# [Goal of the exercise]
Every record should be written out exactly, please.

# [Material to process]
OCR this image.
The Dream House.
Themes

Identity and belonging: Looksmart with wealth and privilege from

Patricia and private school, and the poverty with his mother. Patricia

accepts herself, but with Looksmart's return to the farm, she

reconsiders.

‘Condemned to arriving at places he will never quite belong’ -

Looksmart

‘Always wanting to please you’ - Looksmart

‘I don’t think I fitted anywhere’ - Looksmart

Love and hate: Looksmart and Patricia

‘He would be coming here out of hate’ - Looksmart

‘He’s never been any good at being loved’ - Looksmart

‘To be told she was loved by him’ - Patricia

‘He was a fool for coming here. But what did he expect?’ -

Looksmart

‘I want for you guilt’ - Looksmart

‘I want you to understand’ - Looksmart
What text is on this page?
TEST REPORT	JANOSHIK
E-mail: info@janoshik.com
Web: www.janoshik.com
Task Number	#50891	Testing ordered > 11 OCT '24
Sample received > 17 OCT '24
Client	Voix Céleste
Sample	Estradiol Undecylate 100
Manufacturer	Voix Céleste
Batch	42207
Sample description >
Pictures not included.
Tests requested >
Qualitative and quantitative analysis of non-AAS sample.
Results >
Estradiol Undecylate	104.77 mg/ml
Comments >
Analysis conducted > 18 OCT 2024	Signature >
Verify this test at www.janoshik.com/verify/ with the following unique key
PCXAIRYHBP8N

# [Finished answer]
OCR this image.
The Dream House.
Themes

Identity and belonging: Looksmart with wealth and privilege from

Patricia and private school, and the poverty with his mother. Patricia

accepts herself, but with Looksmart's return to the farm, she

reconsiders.

‘Condemned to arriving at places he will never quite belong’ -

Looksmart

‘Always wanting to please you’ - Looksmart

‘I don’t think I fitted anywhere’ - Looksmart

Love and hate: Looksmart and Patricia

‘He would be coming here out of hate’ - Looksmart

‘He’s never been any good at being loved’ - Looksmart

‘To be told she was loved by him’ - Patricia

‘He was a fool for coming here. But what did he expect?’ -

Looksmart

‘I want for you guilt’ - Looksmart

‘I want you to understand’ - Looksmart
What text is on this page?
TEST REPORT	JANOSHIK
E-mail: info@janoshik.com
Web: www.janoshik.com
Task Number	#50891	Testing ordered > 11 OCT '24
Sample received > 17 OCT '24
Client	Voix Céleste
Sample	Estradiol Undecylate 100
Manufacturer	Voix Céleste
Batch	42207
Sample description >
Pictures not included.
Tests requested >
Qualitative and quantitative analysis of non-AAS sample.
Results >
Estradiol Undecylate	104.77 mg/ml
Comments >
Analysis conducted > 18 OCT 2024	Signature >
Verify this test at www.janoshik.com/verify/ with the following unique key
PCXAIRYHBP8N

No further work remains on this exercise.